* [PROBLEMS TO WORK ON]
1. Decide whether each statement agrees with the excerpt on baboons and geometric shapes: (a) the baboons could pick which testing booth to enter; (b) geometric regularity made the task easier for the baboons; (c) the adults from rural Namibia who took part had formal schooling. Give yes or no for each, with the deciding words of the excerpt quoted exactly.
2. Pick up the excerpt on baboons and geometric shapes after its final sentence and carry it forward.

* [EXCERPT TO READ]
____________

In the experiment, subjects were shown six quadrilaterals and asked to detect the one that was unlike the others. For all the human participants — French adults and kindergartners as well as adults from rural Namibia with no formal education — this “intruder” task was significantly easier when either the baseline shapes or the outlier were regular, possessing properties such as parallel sides and right angles.

Click the yellow cross to start, then choose the shape that is the odd one out.


The researchers called this the “geometric regularity effect” and they hypothesized — it’s a fragile hypothesis, they admit — that this might provide, as they noted in their paper, a “putative signature of human singularity.” (Experiments are ongoing and open to participants online.)

With the baboons, regularity made no difference, the team found. Twenty-six baboons — including Muse, Dream and Lips — participated in this aspect of the study, which was run by Joël Fagot, a cognitive psychologist at Aix-Marseille University.

The baboons live at a research facility in the South of France, beneath the Montagne Sainte-Victoire (a favorite of Cézanne’s), and they are fond of the testing booths and their 19-inch touch-screen devices. (Dr. Fagot noted that the baboons were free to enter the testing booth of their choice — there were 14 — and that they were “maintained in their social group during testing.”) They mastered the oddity test when training with nongeometric images — picking out an apple, say, among five slices of watermelon. But when presented with regular polygons, their performance collapsed.

Fruit, Flower, Geometry

Symbols used to test whether baboons can pick out a non-matching symbol within a group.



By The New York Times | Source: Mathias Sablé-Meyer, Stanislas Dehaene et al.

“The results are striking, and there seems indeed a difference between the perception of shapes by humans and baboons,” Frans de Waal, a primatologist at Emory University, said in an email. “Whether this difference in perception amounts to human ‘singularity’ would have to await research on our closest primate relatives, the apes,” Dr. de Waal said. “It is also possible, as the authors argue (and reject), that humans live in an environment where right angles matter, whereas baboons do not.”

____________

* [EXCERPTED DATA]
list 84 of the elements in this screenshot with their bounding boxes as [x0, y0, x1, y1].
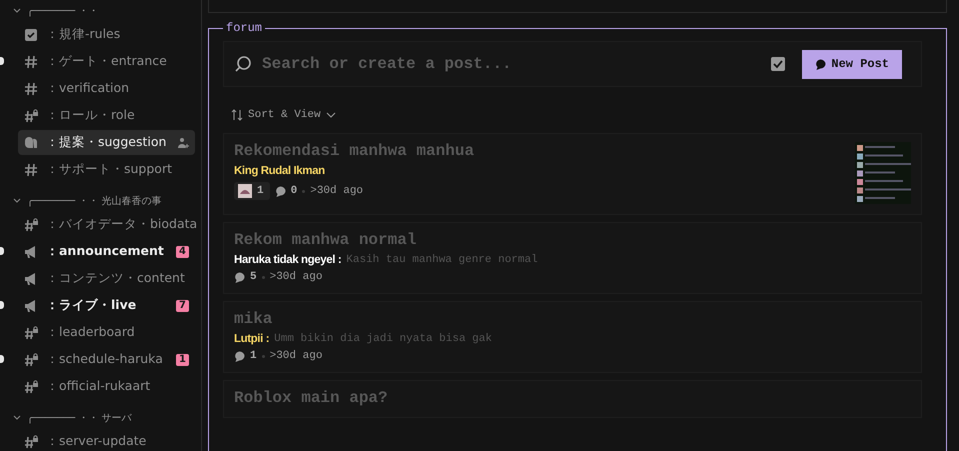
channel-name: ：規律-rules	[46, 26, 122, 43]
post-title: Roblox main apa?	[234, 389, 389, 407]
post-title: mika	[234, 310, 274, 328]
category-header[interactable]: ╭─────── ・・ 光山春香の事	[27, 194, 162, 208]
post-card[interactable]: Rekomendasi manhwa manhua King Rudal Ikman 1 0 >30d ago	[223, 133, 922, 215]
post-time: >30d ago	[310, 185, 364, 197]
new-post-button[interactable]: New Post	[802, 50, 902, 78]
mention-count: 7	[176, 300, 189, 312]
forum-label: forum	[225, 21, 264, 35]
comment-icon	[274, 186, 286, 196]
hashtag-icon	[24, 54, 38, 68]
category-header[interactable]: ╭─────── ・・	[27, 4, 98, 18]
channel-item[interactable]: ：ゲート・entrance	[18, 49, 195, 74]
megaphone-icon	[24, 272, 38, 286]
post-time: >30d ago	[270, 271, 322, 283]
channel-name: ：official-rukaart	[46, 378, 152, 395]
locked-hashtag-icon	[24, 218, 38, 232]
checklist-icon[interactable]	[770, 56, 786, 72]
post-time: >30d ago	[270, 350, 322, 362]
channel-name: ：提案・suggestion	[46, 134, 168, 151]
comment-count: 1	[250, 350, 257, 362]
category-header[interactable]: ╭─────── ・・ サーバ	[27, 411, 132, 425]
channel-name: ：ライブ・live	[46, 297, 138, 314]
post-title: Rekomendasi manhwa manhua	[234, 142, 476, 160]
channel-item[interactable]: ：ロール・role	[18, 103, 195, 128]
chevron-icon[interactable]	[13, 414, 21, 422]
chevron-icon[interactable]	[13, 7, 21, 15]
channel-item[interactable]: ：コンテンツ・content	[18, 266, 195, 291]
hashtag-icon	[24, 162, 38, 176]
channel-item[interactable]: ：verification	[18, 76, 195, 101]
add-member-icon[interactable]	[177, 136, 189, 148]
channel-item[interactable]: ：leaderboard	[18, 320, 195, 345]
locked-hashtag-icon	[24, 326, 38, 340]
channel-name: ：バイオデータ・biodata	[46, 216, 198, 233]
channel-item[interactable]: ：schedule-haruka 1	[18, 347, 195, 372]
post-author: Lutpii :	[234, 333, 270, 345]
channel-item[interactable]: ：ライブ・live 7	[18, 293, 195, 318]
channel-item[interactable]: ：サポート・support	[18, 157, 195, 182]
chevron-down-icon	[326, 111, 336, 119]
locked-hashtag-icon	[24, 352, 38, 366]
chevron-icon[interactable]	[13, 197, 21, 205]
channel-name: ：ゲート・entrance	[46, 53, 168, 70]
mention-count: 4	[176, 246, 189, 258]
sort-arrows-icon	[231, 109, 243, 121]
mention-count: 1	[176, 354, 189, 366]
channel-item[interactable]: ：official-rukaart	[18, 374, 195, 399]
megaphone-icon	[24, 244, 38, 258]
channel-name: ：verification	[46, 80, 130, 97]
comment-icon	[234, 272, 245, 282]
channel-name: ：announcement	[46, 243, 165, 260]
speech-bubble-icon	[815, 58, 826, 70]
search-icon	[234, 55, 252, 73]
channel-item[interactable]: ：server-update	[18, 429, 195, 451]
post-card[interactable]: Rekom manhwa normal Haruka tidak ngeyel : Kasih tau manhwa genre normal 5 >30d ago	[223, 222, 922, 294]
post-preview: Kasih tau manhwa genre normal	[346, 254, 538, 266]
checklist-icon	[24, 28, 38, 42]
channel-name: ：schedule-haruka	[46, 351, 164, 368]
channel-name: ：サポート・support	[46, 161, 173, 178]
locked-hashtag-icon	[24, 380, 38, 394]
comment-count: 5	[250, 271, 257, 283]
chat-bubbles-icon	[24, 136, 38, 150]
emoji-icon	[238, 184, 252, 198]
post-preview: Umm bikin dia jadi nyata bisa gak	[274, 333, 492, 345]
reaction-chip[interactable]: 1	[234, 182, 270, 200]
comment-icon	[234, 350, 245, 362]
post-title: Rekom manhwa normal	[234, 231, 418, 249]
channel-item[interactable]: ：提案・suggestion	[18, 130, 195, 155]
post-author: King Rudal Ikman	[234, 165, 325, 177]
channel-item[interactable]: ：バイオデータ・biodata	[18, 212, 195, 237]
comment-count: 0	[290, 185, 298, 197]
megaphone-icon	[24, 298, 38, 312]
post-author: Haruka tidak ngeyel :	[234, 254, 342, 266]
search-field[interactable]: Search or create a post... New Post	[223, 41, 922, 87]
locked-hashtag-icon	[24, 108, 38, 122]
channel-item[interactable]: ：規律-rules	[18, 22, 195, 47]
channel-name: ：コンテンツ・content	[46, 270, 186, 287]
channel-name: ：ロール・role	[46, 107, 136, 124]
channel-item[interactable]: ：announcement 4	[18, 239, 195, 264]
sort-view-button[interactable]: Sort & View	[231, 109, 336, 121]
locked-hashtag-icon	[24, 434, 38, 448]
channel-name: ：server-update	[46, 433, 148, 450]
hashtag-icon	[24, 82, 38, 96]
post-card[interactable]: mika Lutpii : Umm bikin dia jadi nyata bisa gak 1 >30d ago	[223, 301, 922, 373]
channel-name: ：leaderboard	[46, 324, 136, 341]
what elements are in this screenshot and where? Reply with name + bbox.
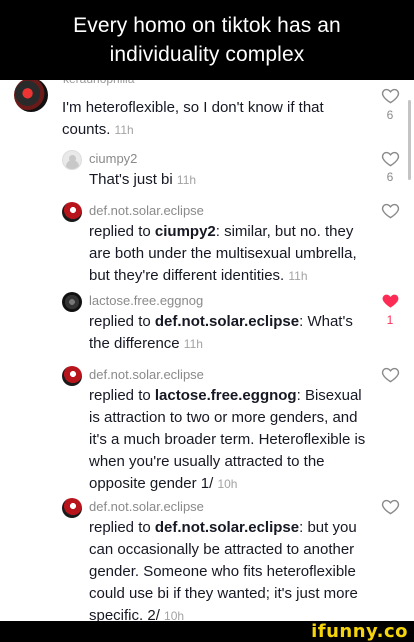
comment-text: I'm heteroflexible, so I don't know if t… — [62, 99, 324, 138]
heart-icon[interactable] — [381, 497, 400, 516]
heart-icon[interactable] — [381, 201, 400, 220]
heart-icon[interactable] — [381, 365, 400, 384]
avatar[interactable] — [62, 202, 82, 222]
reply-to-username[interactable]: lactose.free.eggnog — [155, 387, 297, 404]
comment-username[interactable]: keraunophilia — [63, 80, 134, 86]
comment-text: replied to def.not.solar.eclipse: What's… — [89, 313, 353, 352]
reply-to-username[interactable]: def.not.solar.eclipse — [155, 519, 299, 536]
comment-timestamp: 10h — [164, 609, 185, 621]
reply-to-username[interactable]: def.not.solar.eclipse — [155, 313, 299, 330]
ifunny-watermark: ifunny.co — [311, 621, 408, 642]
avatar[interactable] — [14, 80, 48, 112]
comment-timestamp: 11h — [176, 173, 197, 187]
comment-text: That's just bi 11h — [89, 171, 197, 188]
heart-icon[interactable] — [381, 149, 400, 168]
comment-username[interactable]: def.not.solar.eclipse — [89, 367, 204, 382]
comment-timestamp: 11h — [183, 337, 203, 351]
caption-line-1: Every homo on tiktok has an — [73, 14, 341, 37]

____________

* [TASK-BY-TASK RESULTS]
1.
(a) Yes: "the baboons were free to enter the testing booth of their choice"
(b) No: "With the baboons, regularity made no difference, the team found."
(c) No: "adults from rural Namibia with no formal education"

2.
Probing further, the researchers tried to replicate the performance of humans and baboons with artificial intelligence, using neural-network models that are inspired by basic mathematical ideas of what a neuron does and how neurons are connected. These models — statistical systems powered by high-dimensional vectors, matrices multiplying layers upon layers of numbers — successfully matched the baboons’ performance but not the humans’; they failed to reproduce the regularity effect. However, when researchers made a souped-up model with symbolic elements — the model was given a list of properties of geometric regularity, such as right angles, parallel lines — it closely replicated the human performance.

These results, in turn, set a challenge for artificial intelligence. “I love the progress in A.I.,” Dr. Dehaene said. “It’s very impressive. But I believe that there is a deep aspect missing, which is symbol processing” — that is, the ability to manipulate symbols and abstract concepts, as the human brain does. This is the subject of his latest book, “How We Learn: Why Brains Learn Better Than Any Machine … for Now.”

Yoshua Bengio, a computer scientist at the University of Montreal, agreed that current A.I lacks something related to symbols or abstract reasoning. Dr. Dehaene’s work, he said, presents “evidence that human brains are using abilities that we don’t yet find in state-of-the-art machine learning.”

That’s especially so, he said, when we combine symbols while composing and recomposing pieces of knowledge, which helps us to generalize. This gap could explain the limitations of A.I. — a self-driving car, for instance — and the system’s inflexibility when faced with environments or scenarios that differ from the training repertoire. And it’s an indication, Dr. Bengio said, of where A.I. research needs to go.

Dr. Bengio noted that from the 1950s to the 1980s symbolic-processing strategies dominated the “good old-fashioned A.I.” But these approaches were motivated less by the desire to replicate the abilities of human brains than by logic-based reasoning (for example, verifying a theorem’s proof). Then came statistical A.I. and the neural-network revolution, beginning in the 1990s and gaining traction in the 2010s. Dr. Bengio was a pioneer of this deep-learning method, which was directly inspired by the human brain’s network of neurons.

His latest research proposes expanding the capabilities of neural-networks by training them to generate, or imagine, symbols and other representations.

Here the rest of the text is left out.